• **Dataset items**
------------------------------
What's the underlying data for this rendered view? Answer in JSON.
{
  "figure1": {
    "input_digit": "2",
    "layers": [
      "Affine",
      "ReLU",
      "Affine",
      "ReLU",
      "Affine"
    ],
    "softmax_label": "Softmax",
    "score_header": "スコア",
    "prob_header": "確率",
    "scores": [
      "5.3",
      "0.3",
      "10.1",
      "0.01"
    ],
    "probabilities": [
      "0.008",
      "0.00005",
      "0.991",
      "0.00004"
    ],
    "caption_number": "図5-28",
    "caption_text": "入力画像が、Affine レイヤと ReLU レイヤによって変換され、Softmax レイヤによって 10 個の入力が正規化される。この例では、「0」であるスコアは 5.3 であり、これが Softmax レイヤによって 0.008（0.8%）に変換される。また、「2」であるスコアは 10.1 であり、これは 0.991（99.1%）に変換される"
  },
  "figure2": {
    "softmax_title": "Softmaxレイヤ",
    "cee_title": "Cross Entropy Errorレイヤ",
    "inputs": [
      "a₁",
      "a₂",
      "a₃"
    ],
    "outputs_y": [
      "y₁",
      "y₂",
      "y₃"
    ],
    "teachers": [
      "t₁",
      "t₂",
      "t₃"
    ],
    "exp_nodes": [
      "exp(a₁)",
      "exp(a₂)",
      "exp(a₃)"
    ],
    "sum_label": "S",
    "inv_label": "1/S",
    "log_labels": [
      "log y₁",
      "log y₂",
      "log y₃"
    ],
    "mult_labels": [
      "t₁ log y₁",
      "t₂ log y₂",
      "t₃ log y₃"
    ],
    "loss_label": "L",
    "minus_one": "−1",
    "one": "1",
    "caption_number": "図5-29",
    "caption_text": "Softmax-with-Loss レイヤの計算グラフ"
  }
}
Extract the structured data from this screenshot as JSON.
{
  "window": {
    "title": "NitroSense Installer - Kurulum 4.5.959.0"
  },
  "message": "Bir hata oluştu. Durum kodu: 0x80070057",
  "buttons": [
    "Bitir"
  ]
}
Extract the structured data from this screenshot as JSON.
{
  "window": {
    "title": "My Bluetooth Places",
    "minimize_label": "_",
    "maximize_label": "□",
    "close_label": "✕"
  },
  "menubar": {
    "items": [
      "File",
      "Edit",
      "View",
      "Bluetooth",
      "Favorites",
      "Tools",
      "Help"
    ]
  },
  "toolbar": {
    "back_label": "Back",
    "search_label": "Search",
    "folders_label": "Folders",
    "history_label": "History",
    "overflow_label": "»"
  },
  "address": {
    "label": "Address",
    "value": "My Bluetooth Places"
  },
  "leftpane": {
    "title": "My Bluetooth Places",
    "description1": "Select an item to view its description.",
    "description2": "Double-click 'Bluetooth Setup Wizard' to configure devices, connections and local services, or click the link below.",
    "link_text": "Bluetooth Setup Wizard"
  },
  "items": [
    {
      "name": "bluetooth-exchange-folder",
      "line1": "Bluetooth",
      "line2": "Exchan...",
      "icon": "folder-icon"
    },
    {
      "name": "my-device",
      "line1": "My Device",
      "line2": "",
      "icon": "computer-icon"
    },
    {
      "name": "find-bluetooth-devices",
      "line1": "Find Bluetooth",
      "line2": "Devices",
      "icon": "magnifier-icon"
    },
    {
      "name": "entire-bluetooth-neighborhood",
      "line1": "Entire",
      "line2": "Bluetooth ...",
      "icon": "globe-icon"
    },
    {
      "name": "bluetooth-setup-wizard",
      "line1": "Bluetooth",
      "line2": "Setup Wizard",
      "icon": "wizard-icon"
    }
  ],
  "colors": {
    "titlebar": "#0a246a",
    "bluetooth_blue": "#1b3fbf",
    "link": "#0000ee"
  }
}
------------------------------
• **Task to complete**
Pull out each record as written and restate it exactly.

• **Answer for this exercise**
What's the underlying data for this rendered view? Answer in JSON.
{
  "figure1": {
    "input_digit": "2",
    "layers": [
      "Affine",
      "ReLU",
      "Affine",
      "ReLU",
      "Affine"
    ],
    "softmax_label": "Softmax",
    "score_header": "スコア",
    "prob_header": "確率",
    "scores": [
      "5.3",
      "0.3",
      "10.1",
      "0.01"
    ],
    "probabilities": [
      "0.008",
      "0.00005",
      "0.991",
      "0.00004"
    ],
    "caption_number": "図5-28",
    "caption_text": "入力画像が、Affine レイヤと ReLU レイヤによって変換され、Softmax レイヤによって 10 個の入力が正規化される。この例では、「0」であるスコアは 5.3 であり、これが Softmax レイヤによって 0.008（0.8%）に変換される。また、「2」であるスコアは 10.1 であり、これは 0.991（99.1%）に変換される"
  },
  "figure2": {
    "softmax_title": "Softmaxレイヤ",
    "cee_title": "Cross Entropy Errorレイヤ",
    "inputs": [
      "a₁",
      "a₂",
      "a₃"
    ],
    "outputs_y": [
      "y₁",
      "y₂",
      "y₃"
    ],
    "teachers": [
      "t₁",
      "t₂",
      "t₃"
    ],
    "exp_nodes": [
      "exp(a₁)",
      "exp(a₂)",
      "exp(a₃)"
    ],
    "sum_label": "S",
    "inv_label": "1/S",
    "log_labels": [
      "log y₁",
      "log y₂",
      "log y₃"
    ],
    "mult_labels": [
      "t₁ log y₁",
      "t₂ log y₂",
      "t₃ log y₃"
    ],
    "loss_label": "L",
    "minus_one": "−1",
    "one": "1",
    "caption_number": "図5-29",
    "caption_text": "Softmax-with-Loss レイヤの計算グラフ"
  }
}
Extract the structured data from this screenshot as JSON.
{
  "window": {
    "title": "NitroSense Installer - Kurulum 4.5.959.0"
  },
  "message": "Bir hata oluştu. Durum kodu: 0x80070057",
  "buttons": [
    "Bitir"
  ]
}
Extract the structured data from this screenshot as JSON.
{
  "window": {
    "title": "My Bluetooth Places",
    "minimize_label": "_",
    "maximize_label": "□",
    "close_label": "✕"
  },
  "menubar": {
    "items": [
      "File",
      "Edit",
      "View",
      "Bluetooth",
      "Favorites",
      "Tools",
      "Help"
    ]
  },
  "toolbar": {
    "back_label": "Back",
    "search_label": "Search",
    "folders_label": "Folders",
    "history_label": "History",
    "overflow_label": "»"
  },
  "address": {
    "label": "Address",
    "value": "My Bluetooth Places"
  },
  "leftpane": {
    "title": "My Bluetooth Places",
    "description1": "Select an item to view its description.",
    "description2": "Double-click 'Bluetooth Setup Wizard' to configure devices, connections and local services, or click the link below.",
    "link_text": "Bluetooth Setup Wizard"
  },
  "items": [
    {
      "name": "bluetooth-exchange-folder",
      "line1": "Bluetooth",
      "line2": "Exchan...",
      "icon": "folder-icon"
    },
    {
      "name": "my-device",
      "line1": "My Device",
      "line2": "",
      "icon": "computer-icon"
    },
    {
      "name": "find-bluetooth-devices",
      "line1": "Find Bluetooth",
      "line2": "Devices",
      "icon": "magnifier-icon"
    },
    {
      "name": "entire-bluetooth-neighborhood",
      "line1": "Entire",
      "line2": "Bluetooth ...",
      "icon": "globe-icon"
    },
    {
      "name": "bluetooth-setup-wizard",
      "line1": "Bluetooth",
      "line2": "Setup Wizard",
      "icon": "wizard-icon"
    }
  ],
  "colors": {
    "titlebar": "#0a246a",
    "bluetooth_blue": "#1b3fbf",
    "link": "#0000ee"
  }
}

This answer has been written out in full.